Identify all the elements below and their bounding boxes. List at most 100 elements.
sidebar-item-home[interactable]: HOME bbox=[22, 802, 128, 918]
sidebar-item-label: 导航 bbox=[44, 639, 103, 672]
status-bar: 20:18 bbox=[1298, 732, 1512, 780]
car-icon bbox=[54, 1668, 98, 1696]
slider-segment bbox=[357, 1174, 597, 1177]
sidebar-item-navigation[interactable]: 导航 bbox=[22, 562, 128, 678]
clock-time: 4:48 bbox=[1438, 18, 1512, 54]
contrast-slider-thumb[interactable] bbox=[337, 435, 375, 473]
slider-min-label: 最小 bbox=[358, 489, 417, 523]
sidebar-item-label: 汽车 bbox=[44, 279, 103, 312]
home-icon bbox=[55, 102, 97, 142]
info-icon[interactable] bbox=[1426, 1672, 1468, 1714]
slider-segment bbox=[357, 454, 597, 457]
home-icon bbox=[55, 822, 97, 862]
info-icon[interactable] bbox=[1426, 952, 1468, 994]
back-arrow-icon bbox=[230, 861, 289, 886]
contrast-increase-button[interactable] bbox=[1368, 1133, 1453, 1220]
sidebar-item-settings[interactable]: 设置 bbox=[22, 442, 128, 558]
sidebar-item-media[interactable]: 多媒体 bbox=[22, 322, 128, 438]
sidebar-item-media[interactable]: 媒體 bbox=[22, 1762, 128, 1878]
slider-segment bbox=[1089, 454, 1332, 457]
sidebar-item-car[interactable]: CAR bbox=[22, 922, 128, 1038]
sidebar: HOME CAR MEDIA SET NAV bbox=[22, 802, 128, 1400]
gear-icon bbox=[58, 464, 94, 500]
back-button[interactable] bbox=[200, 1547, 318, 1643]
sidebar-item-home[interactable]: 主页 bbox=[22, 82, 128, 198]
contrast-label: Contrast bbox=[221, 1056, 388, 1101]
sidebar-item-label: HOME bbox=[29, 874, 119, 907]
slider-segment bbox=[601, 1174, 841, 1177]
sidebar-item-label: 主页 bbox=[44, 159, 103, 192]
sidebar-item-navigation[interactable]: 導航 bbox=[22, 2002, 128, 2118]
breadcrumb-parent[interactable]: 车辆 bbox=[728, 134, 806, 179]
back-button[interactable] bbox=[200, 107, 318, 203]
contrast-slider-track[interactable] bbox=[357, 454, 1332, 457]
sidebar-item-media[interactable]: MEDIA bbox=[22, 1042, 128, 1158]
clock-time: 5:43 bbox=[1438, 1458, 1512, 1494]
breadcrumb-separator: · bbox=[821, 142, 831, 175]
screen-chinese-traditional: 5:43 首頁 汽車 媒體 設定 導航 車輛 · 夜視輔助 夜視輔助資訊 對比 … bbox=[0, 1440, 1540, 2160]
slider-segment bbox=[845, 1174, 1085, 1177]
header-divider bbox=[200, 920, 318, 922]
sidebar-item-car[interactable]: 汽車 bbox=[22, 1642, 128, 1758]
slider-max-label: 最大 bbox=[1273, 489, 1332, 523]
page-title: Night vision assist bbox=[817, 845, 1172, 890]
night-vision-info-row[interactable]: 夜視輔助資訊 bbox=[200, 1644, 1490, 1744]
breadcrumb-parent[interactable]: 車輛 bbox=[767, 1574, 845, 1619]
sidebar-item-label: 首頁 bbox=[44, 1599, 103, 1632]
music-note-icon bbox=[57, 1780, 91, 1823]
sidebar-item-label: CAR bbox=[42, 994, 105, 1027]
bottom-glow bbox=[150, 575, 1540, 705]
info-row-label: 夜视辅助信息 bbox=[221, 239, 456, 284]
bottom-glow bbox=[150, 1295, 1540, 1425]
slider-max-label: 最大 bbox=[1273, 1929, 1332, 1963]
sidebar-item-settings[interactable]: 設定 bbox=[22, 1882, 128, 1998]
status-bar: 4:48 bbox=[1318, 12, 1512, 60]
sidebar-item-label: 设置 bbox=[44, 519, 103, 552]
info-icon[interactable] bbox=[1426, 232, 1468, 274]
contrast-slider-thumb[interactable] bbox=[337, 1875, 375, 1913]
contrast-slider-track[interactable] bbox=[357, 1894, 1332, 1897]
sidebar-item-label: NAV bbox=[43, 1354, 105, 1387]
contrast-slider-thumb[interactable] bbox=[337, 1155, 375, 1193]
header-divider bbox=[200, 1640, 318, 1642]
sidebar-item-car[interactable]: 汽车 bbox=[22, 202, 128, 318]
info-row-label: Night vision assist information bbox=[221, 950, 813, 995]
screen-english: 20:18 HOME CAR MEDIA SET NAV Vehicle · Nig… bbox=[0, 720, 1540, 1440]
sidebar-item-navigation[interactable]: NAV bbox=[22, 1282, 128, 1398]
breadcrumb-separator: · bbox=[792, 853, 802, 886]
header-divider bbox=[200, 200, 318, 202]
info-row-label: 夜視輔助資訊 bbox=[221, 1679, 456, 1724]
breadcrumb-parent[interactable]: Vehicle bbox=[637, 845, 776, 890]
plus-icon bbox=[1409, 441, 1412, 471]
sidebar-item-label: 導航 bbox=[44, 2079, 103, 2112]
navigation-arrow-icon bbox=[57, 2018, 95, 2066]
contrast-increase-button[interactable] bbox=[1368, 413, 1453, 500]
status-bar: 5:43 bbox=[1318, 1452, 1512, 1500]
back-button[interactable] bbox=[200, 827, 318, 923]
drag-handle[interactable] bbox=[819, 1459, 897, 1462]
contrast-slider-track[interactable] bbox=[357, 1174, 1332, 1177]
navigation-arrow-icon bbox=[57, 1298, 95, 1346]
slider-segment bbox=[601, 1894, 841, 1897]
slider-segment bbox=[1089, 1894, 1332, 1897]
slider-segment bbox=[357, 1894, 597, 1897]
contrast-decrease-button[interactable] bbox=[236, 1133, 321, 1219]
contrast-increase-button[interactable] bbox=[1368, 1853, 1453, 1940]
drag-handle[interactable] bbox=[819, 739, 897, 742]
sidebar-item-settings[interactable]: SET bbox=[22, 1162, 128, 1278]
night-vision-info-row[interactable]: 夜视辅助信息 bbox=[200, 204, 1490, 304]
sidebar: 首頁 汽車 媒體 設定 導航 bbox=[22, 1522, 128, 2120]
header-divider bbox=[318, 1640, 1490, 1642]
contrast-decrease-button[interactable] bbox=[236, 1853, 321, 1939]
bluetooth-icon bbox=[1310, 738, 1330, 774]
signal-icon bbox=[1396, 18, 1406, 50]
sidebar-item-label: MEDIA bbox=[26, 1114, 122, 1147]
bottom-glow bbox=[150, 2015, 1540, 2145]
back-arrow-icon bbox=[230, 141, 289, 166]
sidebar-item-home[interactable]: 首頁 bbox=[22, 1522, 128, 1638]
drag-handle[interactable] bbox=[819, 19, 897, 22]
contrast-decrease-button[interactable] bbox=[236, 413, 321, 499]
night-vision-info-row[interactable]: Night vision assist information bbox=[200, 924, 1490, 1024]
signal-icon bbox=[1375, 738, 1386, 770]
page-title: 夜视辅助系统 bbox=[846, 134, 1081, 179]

━━━

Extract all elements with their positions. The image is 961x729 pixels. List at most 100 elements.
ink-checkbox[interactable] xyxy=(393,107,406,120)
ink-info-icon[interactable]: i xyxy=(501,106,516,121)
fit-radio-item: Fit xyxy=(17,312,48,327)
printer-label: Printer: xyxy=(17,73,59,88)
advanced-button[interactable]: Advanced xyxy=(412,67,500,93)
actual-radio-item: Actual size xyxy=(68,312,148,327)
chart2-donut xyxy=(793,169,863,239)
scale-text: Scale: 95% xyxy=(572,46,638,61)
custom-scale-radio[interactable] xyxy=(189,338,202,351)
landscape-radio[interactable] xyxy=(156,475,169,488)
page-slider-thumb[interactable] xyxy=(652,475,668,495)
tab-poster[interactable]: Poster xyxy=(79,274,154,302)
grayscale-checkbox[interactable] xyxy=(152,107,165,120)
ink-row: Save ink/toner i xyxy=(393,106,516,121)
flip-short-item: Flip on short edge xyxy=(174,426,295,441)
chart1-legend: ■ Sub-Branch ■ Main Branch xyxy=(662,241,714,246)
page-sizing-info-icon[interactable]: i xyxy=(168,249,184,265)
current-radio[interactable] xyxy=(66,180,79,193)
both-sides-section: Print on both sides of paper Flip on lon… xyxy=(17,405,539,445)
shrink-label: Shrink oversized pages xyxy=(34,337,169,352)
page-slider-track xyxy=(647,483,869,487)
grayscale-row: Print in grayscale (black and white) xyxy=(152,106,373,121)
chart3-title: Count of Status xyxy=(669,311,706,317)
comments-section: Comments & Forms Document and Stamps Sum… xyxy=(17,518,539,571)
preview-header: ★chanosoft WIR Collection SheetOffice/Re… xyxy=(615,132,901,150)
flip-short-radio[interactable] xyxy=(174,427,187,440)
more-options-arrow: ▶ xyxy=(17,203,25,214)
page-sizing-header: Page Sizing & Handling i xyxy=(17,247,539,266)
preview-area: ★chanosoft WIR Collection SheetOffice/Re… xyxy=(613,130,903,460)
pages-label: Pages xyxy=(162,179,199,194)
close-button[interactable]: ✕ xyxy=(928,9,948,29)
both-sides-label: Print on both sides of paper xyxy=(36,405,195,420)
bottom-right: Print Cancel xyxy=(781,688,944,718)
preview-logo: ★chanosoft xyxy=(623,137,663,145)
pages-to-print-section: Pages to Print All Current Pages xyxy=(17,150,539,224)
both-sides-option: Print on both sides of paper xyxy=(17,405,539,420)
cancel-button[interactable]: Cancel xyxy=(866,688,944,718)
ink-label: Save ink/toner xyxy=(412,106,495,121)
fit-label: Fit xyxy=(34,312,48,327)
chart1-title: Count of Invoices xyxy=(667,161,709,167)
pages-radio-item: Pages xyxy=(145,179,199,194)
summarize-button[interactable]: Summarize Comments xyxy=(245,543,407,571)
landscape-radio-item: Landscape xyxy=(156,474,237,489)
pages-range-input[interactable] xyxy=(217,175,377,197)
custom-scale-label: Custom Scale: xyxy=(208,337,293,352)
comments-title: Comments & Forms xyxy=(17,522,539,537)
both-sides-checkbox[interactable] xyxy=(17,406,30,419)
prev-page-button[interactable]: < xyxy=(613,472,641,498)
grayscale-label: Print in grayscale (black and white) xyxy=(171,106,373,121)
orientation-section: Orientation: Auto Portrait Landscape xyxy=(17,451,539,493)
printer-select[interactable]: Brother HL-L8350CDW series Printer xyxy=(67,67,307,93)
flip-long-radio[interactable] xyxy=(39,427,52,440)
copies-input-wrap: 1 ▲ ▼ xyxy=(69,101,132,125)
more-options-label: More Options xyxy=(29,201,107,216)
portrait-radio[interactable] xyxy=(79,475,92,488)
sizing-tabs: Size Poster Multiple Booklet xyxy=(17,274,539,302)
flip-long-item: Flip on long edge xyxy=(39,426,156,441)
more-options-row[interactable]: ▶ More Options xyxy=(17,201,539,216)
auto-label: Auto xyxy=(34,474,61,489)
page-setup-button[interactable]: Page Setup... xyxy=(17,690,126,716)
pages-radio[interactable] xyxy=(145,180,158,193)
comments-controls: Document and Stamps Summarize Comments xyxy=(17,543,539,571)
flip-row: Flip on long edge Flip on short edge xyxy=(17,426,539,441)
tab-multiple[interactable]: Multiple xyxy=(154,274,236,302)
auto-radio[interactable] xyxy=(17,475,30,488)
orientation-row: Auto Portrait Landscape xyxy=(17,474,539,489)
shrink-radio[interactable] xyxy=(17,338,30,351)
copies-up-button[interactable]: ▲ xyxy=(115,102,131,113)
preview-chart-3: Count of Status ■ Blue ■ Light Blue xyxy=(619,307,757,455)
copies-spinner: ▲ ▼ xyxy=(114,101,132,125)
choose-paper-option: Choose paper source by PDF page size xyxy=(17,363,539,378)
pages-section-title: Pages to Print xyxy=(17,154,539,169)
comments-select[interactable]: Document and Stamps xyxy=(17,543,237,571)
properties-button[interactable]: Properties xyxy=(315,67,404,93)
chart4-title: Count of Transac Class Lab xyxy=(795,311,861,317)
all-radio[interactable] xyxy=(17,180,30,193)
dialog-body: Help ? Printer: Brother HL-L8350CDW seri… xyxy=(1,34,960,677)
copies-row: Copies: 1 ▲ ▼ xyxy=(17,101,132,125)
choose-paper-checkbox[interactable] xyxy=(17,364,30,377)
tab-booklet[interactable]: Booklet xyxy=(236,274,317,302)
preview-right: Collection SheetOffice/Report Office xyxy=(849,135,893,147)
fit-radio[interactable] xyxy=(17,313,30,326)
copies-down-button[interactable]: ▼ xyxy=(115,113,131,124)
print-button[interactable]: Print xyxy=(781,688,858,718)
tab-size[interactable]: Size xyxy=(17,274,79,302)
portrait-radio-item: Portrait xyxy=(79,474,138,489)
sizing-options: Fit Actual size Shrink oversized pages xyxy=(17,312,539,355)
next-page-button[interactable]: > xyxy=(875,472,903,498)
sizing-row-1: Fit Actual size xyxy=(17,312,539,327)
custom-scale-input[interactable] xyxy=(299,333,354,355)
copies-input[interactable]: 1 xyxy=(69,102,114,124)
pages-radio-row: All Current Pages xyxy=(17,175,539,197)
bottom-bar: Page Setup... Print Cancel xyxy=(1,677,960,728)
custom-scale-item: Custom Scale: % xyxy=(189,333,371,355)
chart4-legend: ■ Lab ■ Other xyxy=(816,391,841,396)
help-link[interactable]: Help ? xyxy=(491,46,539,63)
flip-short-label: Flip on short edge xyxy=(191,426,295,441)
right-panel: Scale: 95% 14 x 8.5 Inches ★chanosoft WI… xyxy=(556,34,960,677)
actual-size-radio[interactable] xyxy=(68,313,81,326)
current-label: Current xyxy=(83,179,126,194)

━━━

▸ Given instruction
Rewrite the records starting with the line containing "Identify all the" and going on through the line containing "clock-time: 4:48 bbox=[1438, 18, 1512, 54]", changing "bbox" to "box" and leaving everything else unchanged. Return only those lines.

▸ Task answer
Identify all the elements below and their bounding boxes. List at most 100 elements.
sidebar-item-home[interactable]: HOME box=[22, 802, 128, 918]
sidebar-item-label: 导航 box=[44, 639, 103, 672]
status-bar: 20:18 box=[1298, 732, 1512, 780]
car-icon box=[54, 1668, 98, 1696]
slider-segment box=[357, 1174, 597, 1177]
sidebar-item-navigation[interactable]: 导航 box=[22, 562, 128, 678]
clock-time: 4:48 box=[1438, 18, 1512, 54]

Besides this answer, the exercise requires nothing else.